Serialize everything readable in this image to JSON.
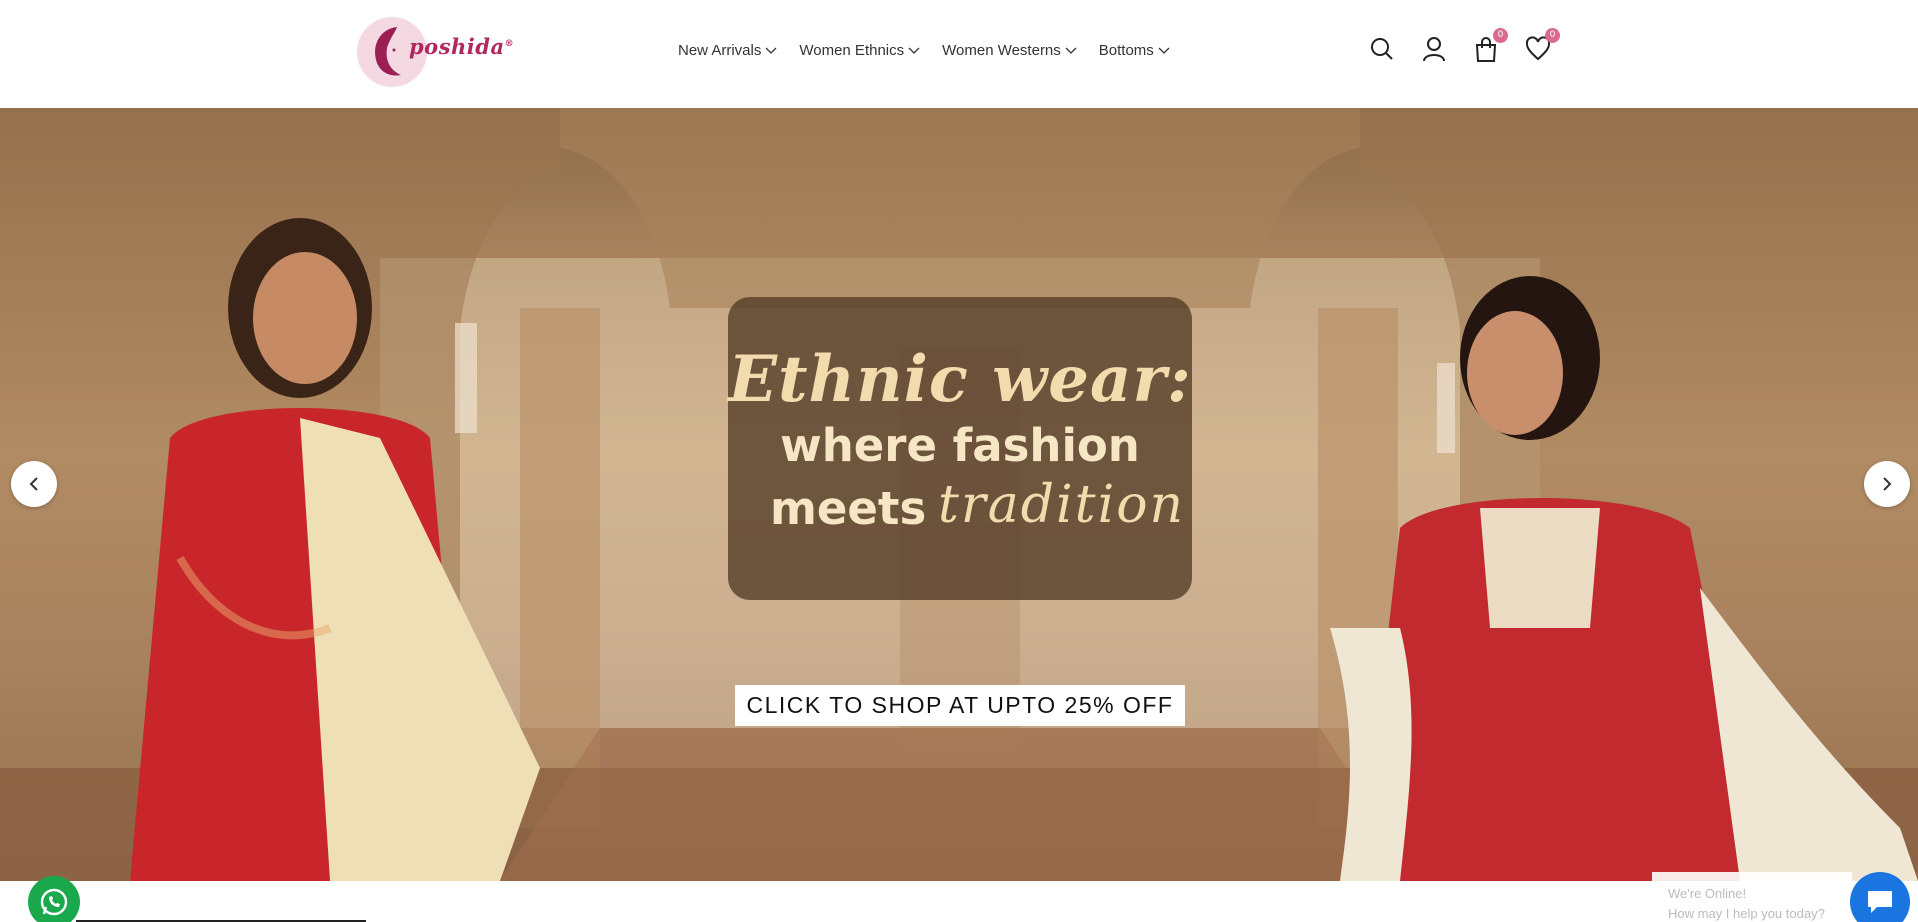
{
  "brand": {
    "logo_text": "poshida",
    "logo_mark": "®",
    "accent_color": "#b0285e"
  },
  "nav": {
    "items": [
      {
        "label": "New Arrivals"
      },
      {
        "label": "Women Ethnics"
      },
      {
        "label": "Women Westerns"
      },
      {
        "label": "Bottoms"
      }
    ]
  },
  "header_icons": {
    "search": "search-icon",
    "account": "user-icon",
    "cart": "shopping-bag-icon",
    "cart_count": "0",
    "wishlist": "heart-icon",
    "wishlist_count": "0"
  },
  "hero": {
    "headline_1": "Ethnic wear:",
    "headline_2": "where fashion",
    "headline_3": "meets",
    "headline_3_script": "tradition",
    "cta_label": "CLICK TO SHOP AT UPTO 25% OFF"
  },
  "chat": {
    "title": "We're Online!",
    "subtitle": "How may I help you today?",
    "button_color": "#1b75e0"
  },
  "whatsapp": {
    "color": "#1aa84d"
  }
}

• • • • • • •

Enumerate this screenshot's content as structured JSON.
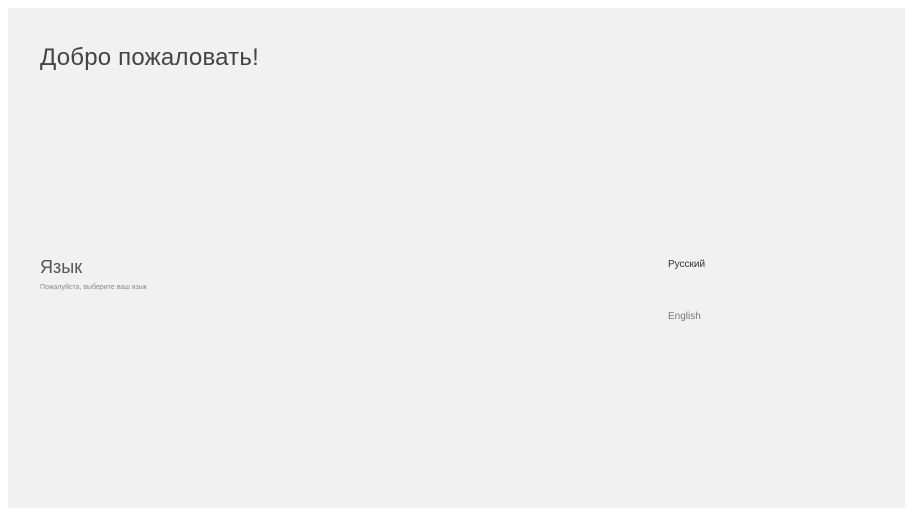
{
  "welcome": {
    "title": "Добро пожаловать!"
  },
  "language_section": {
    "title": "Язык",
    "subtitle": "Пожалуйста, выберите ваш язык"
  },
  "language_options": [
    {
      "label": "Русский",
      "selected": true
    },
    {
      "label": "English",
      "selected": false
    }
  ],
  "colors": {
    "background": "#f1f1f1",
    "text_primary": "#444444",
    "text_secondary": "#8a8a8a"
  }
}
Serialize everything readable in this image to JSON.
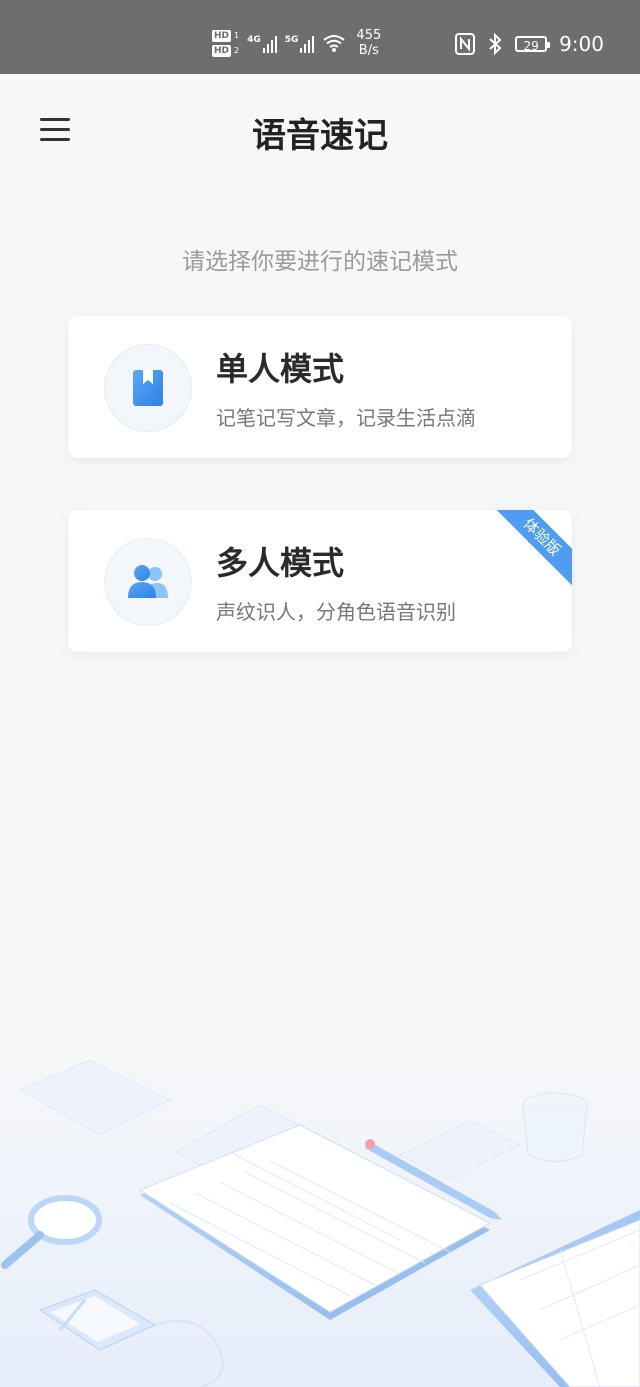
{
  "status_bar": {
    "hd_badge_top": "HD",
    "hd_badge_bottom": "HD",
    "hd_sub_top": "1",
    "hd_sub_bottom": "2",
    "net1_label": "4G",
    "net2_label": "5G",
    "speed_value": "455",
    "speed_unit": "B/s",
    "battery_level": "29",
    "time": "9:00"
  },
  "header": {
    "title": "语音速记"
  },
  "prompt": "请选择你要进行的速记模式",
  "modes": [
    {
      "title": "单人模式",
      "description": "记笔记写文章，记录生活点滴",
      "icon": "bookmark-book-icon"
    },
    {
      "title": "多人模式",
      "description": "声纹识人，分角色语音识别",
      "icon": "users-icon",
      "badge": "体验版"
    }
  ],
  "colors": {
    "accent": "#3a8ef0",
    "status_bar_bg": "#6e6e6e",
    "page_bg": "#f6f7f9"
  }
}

• • • • • • •

WHAT IS BEING ASKED. Locate each line containing the string "Women" and show it.

THE OUTPUT.
        "label": "Women Ethnics"
        "label": "Women Westerns"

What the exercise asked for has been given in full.